## TASK BRIEF
Identify each line in the records that contains the word "ambiente" and reproduce every such line in full.

## DATA ROWS
-.-.-
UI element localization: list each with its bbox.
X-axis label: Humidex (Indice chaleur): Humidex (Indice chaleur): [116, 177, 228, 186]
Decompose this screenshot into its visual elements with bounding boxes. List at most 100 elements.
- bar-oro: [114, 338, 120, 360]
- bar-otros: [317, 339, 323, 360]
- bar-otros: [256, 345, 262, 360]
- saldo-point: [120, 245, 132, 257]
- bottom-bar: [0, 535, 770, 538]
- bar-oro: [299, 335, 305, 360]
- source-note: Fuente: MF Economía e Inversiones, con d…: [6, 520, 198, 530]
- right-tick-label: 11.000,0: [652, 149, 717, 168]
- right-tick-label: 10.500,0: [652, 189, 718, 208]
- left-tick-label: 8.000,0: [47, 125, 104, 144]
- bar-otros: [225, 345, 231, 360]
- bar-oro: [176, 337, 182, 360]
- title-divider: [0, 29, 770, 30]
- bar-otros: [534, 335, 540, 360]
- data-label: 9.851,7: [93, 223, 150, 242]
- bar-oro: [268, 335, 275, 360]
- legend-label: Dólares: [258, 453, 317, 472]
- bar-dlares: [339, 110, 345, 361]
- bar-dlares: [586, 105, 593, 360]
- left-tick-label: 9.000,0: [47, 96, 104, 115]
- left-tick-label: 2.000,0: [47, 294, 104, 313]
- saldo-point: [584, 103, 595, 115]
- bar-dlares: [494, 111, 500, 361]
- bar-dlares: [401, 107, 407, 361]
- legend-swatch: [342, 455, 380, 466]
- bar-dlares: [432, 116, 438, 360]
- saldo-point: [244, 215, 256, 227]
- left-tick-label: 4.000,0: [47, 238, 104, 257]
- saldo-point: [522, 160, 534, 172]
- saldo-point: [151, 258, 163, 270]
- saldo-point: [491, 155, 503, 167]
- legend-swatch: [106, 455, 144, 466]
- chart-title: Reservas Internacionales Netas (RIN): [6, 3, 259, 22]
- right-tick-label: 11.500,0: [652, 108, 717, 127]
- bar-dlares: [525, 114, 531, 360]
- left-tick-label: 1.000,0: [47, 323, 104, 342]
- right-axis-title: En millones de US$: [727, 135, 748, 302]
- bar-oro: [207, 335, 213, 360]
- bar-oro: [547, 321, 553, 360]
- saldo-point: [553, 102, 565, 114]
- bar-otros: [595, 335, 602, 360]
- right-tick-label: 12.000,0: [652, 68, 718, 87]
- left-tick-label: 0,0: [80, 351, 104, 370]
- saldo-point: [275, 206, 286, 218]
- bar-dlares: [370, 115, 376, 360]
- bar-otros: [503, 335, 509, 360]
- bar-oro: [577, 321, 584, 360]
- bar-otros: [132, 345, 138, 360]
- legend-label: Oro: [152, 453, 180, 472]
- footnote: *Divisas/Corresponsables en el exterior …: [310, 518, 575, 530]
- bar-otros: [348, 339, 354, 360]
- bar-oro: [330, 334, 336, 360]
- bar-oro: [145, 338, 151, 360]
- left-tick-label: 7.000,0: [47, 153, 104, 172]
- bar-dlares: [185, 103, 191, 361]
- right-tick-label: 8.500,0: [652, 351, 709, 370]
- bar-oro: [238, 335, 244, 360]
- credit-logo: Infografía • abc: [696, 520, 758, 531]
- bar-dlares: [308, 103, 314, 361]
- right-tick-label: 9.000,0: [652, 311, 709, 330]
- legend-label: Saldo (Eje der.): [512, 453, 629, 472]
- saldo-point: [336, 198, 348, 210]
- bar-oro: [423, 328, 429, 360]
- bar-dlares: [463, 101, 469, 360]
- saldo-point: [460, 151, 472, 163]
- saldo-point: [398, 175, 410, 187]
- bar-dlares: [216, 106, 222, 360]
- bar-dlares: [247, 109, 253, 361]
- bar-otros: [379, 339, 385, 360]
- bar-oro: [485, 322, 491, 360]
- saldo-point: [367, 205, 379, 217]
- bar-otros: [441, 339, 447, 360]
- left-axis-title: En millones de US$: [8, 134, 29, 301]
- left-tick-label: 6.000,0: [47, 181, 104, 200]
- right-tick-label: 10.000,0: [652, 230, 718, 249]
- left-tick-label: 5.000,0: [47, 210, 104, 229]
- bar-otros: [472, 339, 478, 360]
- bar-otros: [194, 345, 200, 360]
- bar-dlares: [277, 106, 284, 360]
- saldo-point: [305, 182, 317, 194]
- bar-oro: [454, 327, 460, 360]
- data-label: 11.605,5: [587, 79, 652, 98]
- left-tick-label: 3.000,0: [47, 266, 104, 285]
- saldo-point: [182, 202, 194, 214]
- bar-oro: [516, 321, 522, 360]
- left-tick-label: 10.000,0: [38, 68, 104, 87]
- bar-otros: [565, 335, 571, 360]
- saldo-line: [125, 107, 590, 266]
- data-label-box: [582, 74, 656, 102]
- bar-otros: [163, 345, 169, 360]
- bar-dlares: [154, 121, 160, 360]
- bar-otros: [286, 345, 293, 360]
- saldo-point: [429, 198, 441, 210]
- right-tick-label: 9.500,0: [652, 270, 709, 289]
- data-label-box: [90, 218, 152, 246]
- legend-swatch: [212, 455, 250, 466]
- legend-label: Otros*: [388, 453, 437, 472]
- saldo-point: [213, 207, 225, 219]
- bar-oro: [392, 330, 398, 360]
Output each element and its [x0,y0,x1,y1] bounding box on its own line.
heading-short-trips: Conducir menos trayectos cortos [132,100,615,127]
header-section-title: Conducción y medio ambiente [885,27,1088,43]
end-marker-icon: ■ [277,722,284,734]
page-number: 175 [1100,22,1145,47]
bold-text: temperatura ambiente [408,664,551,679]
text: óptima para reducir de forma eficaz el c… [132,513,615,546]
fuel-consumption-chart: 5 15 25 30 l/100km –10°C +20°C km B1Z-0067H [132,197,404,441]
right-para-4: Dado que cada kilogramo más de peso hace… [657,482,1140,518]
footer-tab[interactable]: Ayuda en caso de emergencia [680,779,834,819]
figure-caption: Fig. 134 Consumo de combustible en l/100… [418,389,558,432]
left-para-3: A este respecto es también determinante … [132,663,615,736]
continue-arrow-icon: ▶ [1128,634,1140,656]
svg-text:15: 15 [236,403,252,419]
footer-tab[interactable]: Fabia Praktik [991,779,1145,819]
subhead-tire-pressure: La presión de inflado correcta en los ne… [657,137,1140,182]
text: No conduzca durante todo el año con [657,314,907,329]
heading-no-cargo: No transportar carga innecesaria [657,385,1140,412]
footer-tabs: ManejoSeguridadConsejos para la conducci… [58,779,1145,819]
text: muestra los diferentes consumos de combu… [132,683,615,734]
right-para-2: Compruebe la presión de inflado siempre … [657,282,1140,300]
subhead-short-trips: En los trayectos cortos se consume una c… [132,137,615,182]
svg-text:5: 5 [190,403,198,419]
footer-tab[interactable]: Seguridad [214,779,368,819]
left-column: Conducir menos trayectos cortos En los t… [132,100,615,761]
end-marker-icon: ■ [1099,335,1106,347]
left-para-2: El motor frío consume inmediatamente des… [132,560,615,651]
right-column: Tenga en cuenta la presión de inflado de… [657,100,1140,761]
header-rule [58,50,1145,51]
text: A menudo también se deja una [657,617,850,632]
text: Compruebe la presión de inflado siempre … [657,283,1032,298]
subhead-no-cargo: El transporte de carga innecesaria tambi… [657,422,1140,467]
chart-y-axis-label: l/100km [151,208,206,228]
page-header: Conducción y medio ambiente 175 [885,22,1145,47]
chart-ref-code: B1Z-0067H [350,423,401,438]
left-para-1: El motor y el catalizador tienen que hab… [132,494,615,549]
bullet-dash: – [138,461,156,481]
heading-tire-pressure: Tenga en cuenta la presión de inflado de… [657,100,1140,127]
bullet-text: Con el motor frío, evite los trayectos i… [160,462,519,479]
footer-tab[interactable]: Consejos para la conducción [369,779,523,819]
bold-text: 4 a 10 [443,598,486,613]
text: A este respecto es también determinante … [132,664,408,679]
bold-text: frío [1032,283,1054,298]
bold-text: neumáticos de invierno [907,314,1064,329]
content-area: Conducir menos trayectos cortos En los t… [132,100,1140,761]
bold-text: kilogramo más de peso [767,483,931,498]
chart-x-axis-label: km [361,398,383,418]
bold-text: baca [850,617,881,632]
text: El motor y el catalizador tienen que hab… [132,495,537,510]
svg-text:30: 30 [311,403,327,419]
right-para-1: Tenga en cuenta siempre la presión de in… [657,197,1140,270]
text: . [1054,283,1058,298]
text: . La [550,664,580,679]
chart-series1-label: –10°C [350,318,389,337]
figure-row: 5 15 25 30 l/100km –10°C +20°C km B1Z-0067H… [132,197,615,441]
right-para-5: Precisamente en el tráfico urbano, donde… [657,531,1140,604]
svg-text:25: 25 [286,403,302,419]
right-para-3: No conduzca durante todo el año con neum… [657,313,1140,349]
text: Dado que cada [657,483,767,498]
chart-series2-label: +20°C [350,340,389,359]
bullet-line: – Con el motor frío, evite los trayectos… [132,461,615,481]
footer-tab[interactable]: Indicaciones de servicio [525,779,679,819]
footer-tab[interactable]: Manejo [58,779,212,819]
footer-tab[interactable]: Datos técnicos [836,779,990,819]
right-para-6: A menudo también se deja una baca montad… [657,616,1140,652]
-.-.-
## CORRECT RESULT
header-section-title: Conducción y medio ambiente [885,27,1088,43]
bold-text: temperatura ambiente [408,664,551,679]
page-header: Conducción y medio ambiente 175 [885,22,1145,47]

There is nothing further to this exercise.